→ **What the task requires**
Read the entries below and pull out each line with the string "label".

Records that describe figures
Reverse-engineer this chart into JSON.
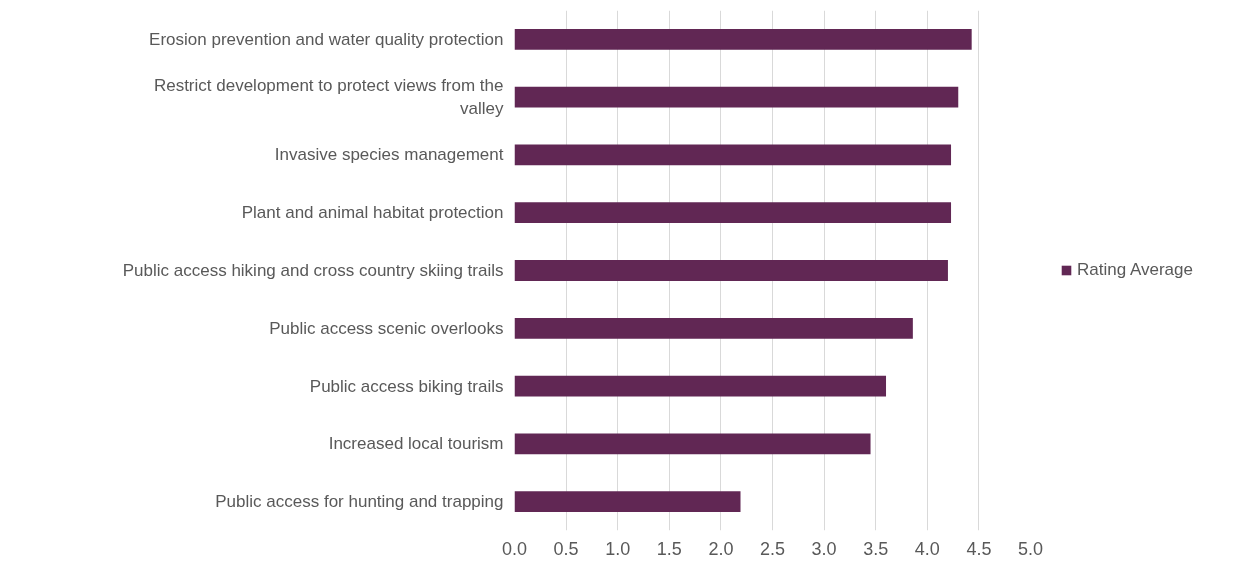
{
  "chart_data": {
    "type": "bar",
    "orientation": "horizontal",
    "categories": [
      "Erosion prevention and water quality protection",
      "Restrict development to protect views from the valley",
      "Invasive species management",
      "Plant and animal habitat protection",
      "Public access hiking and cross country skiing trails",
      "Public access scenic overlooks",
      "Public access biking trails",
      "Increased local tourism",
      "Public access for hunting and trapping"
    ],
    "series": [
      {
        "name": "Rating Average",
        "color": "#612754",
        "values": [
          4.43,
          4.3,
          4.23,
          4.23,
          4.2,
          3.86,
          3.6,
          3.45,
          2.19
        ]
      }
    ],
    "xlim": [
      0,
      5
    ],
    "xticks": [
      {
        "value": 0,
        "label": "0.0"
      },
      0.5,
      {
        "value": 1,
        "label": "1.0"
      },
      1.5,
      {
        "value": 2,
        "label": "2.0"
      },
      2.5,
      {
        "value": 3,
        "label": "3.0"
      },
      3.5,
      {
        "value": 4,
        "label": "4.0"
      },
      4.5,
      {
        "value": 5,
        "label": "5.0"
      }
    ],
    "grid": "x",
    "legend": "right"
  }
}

→ **Worked answer**
        "label": "0.0"
        "label": "1.0"
        "label": "2.0"
        "label": "3.0"
        "label": "4.0"
        "label": "5.0"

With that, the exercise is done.